[Figure collection entries]
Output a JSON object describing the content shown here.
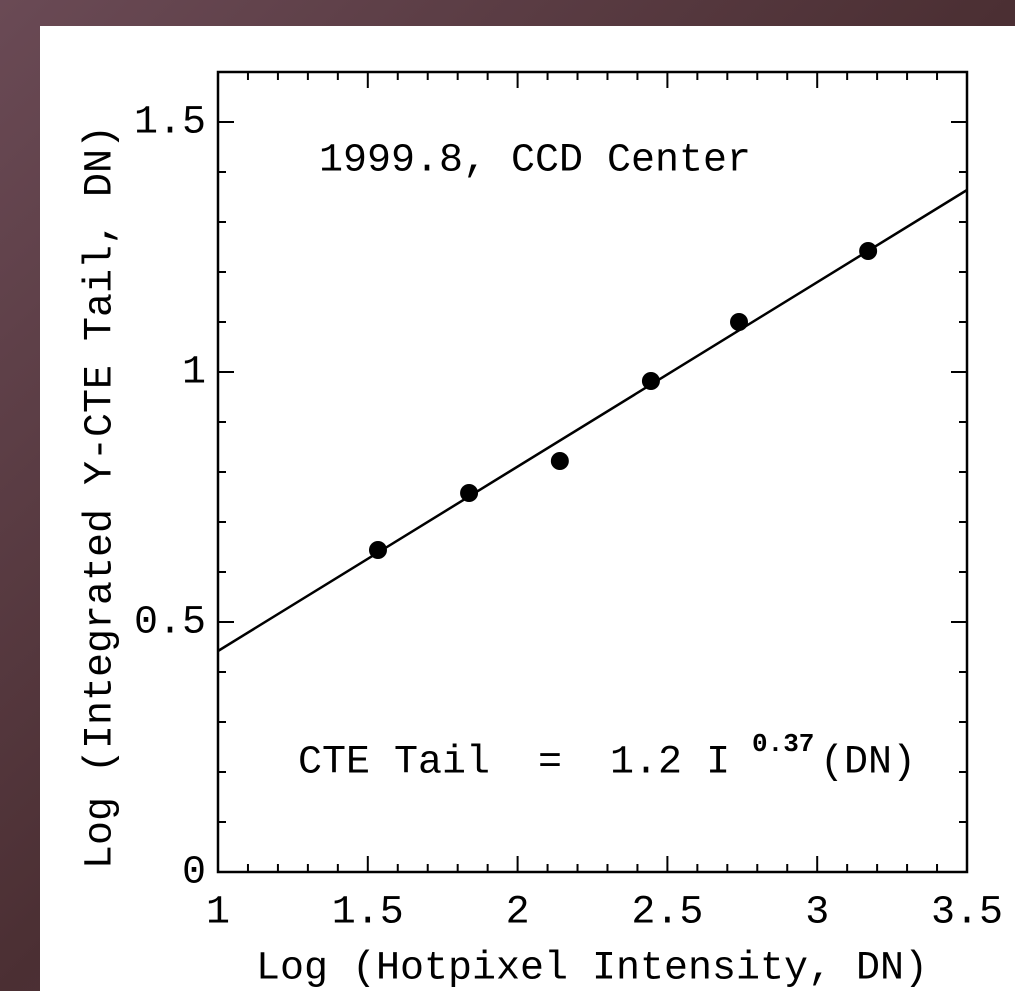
{
  "chart_data": {
    "type": "scatter",
    "xlabel": "Log (Hotpixel Intensity, DN)",
    "ylabel": "Log (Integrated Y-CTE Tail, DN)",
    "annotations": [
      "1999.8, CCD Center",
      "CTE Tail  =  1.2 I",
      "0.37",
      "(DN)"
    ],
    "x": [
      1.534,
      1.838,
      2.141,
      2.445,
      2.739,
      3.17
    ],
    "values": [
      0.644,
      0.758,
      0.822,
      0.982,
      1.1,
      1.242
    ],
    "color": "#000000",
    "fit_line": {
      "x": [
        1,
        3.5
      ],
      "values": [
        0.442,
        1.364
      ]
    },
    "xlim": [
      1,
      3.5
    ],
    "ylim": [
      0,
      1.6
    ],
    "xticks": [
      1,
      1.5,
      2,
      2.5,
      3,
      3.5
    ],
    "yticks": [
      0,
      0.5,
      1,
      1.5
    ],
    "xminorticks": [
      1.1,
      1.2,
      1.3,
      1.4,
      1.6,
      1.7,
      1.8,
      1.9,
      2.1,
      2.2,
      2.3,
      2.4,
      2.6,
      2.7,
      2.8,
      2.9,
      3.1,
      3.2,
      3.3,
      3.4
    ],
    "yminorticks": [
      0.1,
      0.2,
      0.3,
      0.4,
      0.6,
      0.7,
      0.8,
      0.9,
      1.1,
      1.2,
      1.3,
      1.4
    ]
  }
}
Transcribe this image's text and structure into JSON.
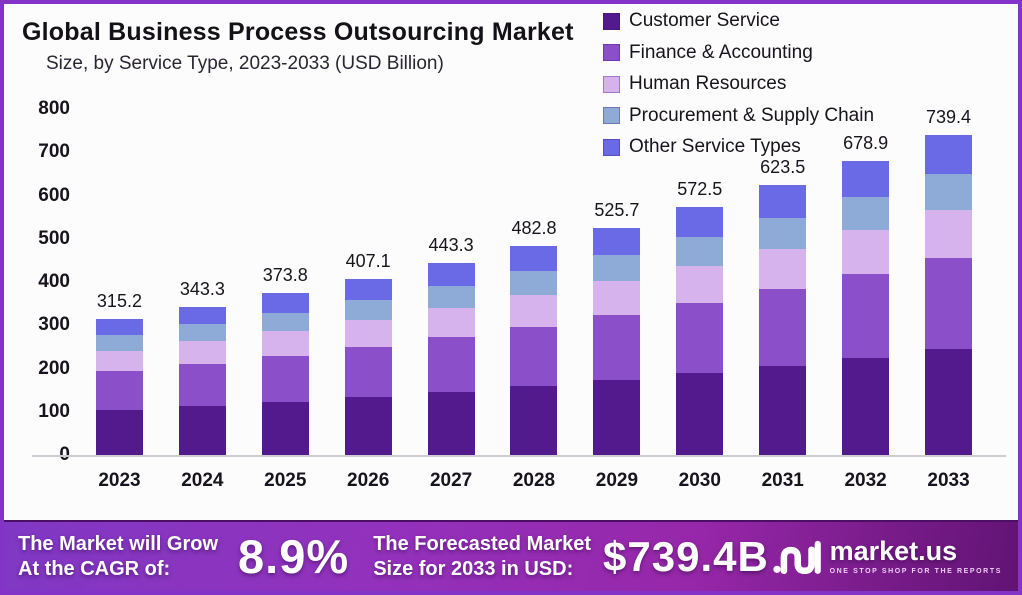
{
  "header": {
    "title": "Global Business Process Outsourcing Market",
    "subtitle": "Size, by Service Type, 2023-2033 (USD Billion)"
  },
  "chart_data": {
    "type": "bar",
    "stacked": true,
    "title": "Global Business Process Outsourcing Market",
    "subtitle": "Size, by Service Type, 2023-2033 (USD Billion)",
    "unit": "USD Billion",
    "categories": [
      "2023",
      "2024",
      "2025",
      "2026",
      "2027",
      "2028",
      "2029",
      "2030",
      "2031",
      "2032",
      "2033"
    ],
    "totals": [
      315.2,
      343.3,
      373.8,
      407.1,
      443.3,
      482.8,
      525.7,
      572.5,
      623.5,
      678.9,
      739.4
    ],
    "series": [
      {
        "name": "Customer Service",
        "color": "#521a8c",
        "values": [
          104.0,
          113.3,
          123.4,
          134.3,
          146.3,
          159.3,
          173.5,
          188.9,
          205.8,
          224.0,
          244.0
        ]
      },
      {
        "name": "Finance & Accounting",
        "color": "#8b4fc9",
        "values": [
          89.8,
          97.8,
          106.5,
          116.0,
          126.3,
          137.6,
          149.8,
          163.2,
          177.7,
          193.5,
          210.7
        ]
      },
      {
        "name": "Human Resources",
        "color": "#d6b3ec",
        "values": [
          47.3,
          51.5,
          56.1,
          61.1,
          66.5,
          72.4,
          78.9,
          85.9,
          93.5,
          101.8,
          110.9
        ]
      },
      {
        "name": "Procurement & Supply Chain",
        "color": "#8dabd6",
        "values": [
          36.2,
          39.5,
          43.0,
          46.8,
          51.0,
          55.5,
          60.5,
          65.8,
          71.7,
          78.1,
          85.0
        ]
      },
      {
        "name": "Other Service Types",
        "color": "#6b6ae6",
        "values": [
          37.9,
          41.2,
          44.8,
          48.9,
          53.2,
          58.0,
          63.0,
          68.7,
          74.8,
          81.5,
          88.8
        ]
      }
    ],
    "ylim": [
      0,
      800
    ],
    "yticks": [
      0,
      100,
      200,
      300,
      400,
      500,
      600,
      700,
      800
    ],
    "grid": false,
    "legend_position": "top-right",
    "bar_total_labels": true
  },
  "banner": {
    "grow_line1": "The Market will Grow",
    "grow_line2": "At the CAGR of:",
    "cagr_value": "8.9%",
    "forecast_line1": "The Forecasted Market",
    "forecast_line2": "Size for 2033 in USD:",
    "forecast_value": "$739.4B",
    "brand_name": "market.us",
    "brand_tagline": "ONE STOP SHOP FOR THE REPORTS"
  },
  "colors": {
    "frame_border": "#8433c9",
    "banner_gradient": [
      "#8038c4",
      "#9331bc",
      "#9727a9",
      "#611373"
    ],
    "axis_line": "#cfccd4",
    "text": "#17141c"
  }
}
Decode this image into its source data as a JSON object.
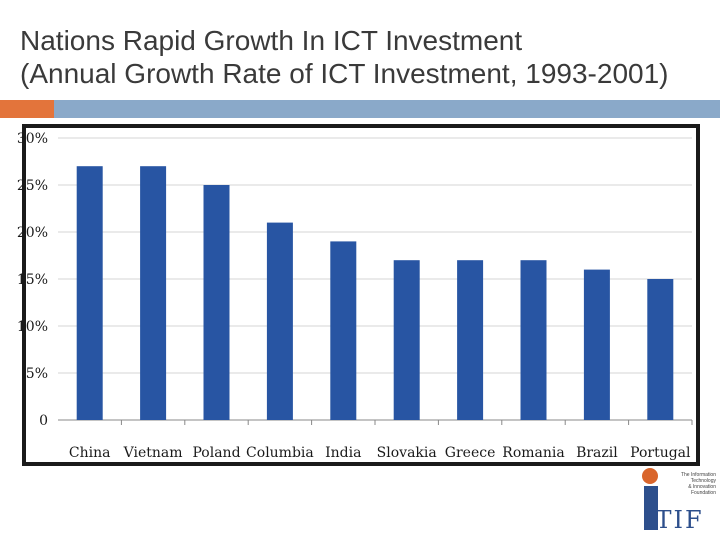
{
  "slide": {
    "title": "Nations Rapid Growth In ICT Investment\n(Annual Growth Rate of ICT Investment, 1993-2001)"
  },
  "logo": {
    "text": "ITIF",
    "tagline": "The Information\nTechnology\n& Innovation\nFoundation"
  },
  "colors": {
    "bar": "#2855a3",
    "accent_orange": "#e3743b",
    "accent_blue": "#8aa9c9",
    "frame": "#1a1a1a"
  },
  "chart_data": {
    "type": "bar",
    "categories": [
      "China",
      "Vietnam",
      "Poland",
      "Columbia",
      "India",
      "Slovakia",
      "Greece",
      "Romania",
      "Brazil",
      "Portugal"
    ],
    "values": [
      27,
      27,
      25,
      21,
      19,
      17,
      17,
      17,
      16,
      15
    ],
    "yticks": [
      "0",
      "5%",
      "10%",
      "15%",
      "20%",
      "25%",
      "30%"
    ],
    "ylim": [
      0,
      30
    ],
    "grid": true,
    "title": "",
    "xlabel": "",
    "ylabel": ""
  }
}
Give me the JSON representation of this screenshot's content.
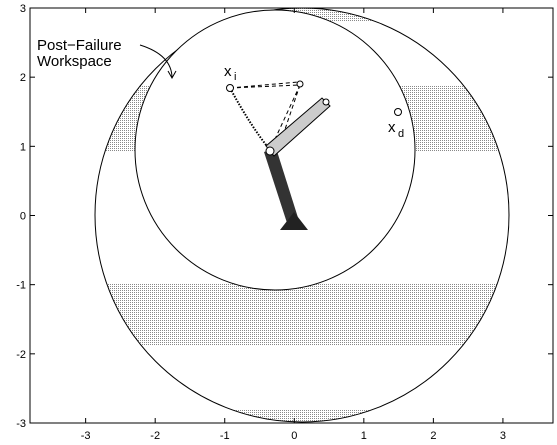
{
  "chart_data": {
    "type": "workspace",
    "xlim": [
      -3.8,
      3.72
    ],
    "ylim": [
      -3,
      3
    ],
    "xticks": [
      -3,
      -2,
      -1,
      0,
      1,
      2,
      3
    ],
    "yticks": [
      -3,
      -2,
      -1,
      0,
      1,
      2,
      3
    ],
    "annotation": [
      "Post−Failure",
      "Workspace"
    ],
    "points": [
      {
        "label": "x",
        "sub": "i"
      },
      {
        "label": "x",
        "sub": "d"
      }
    ]
  }
}
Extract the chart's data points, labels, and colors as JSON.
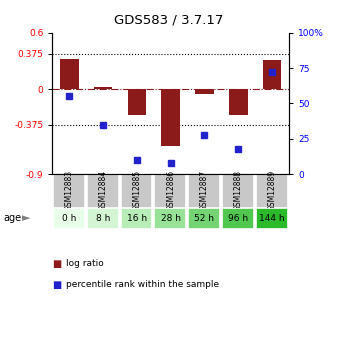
{
  "title": "GDS583 / 3.7.17",
  "samples": [
    "GSM12883",
    "GSM12884",
    "GSM12885",
    "GSM12886",
    "GSM12887",
    "GSM12888",
    "GSM12889"
  ],
  "ages": [
    "0 h",
    "8 h",
    "16 h",
    "28 h",
    "52 h",
    "96 h",
    "144 h"
  ],
  "log_ratios": [
    0.32,
    0.02,
    -0.27,
    -0.6,
    -0.05,
    -0.27,
    0.31
  ],
  "percentile_ranks": [
    55,
    35,
    10,
    8,
    28,
    18,
    72
  ],
  "bar_color": "#8b1a1a",
  "dot_color": "#2222cc",
  "ylim_left": [
    -0.9,
    0.6
  ],
  "ylim_right": [
    0,
    100
  ],
  "yticks_left": [
    -0.9,
    -0.375,
    0,
    0.375,
    0.6
  ],
  "ytick_labels_left": [
    "-0.9",
    "-0.375",
    "0",
    "0.375",
    "0.6"
  ],
  "yticks_right": [
    0,
    25,
    50,
    75,
    100
  ],
  "ytick_labels_right": [
    "0",
    "25",
    "50",
    "75",
    "100%"
  ],
  "hlines": [
    0.375,
    -0.375
  ],
  "bar_width": 0.55,
  "legend_log_ratio": "log ratio",
  "legend_percentile": "percentile rank within the sample",
  "gsm_bg": "#c8c8c8",
  "age_bg_colors": [
    "#e8ffe8",
    "#d4f5d4",
    "#b8edb8",
    "#98e298",
    "#74d474",
    "#50c850",
    "#2aba2a"
  ]
}
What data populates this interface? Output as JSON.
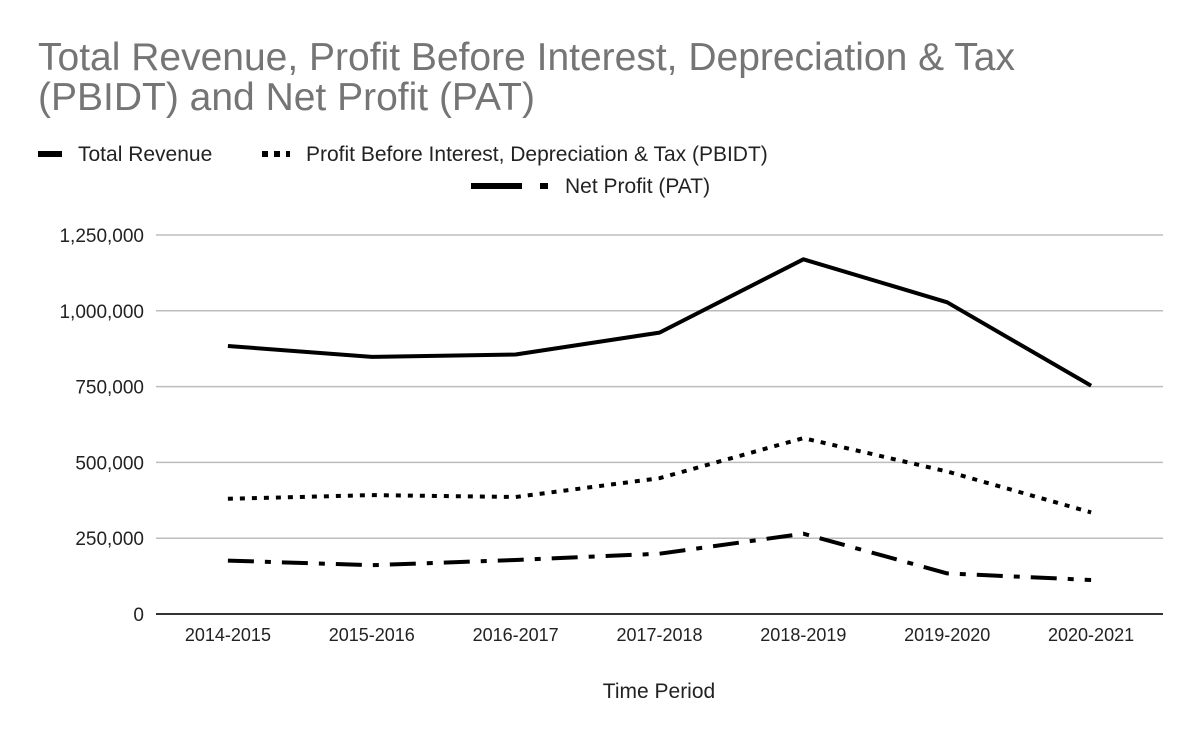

■ Task: Identify and copy the lines holding the word "Output".

■ Task result:
Output a JSON object describing the content shown here.
What data populates this interface? Output as JSON.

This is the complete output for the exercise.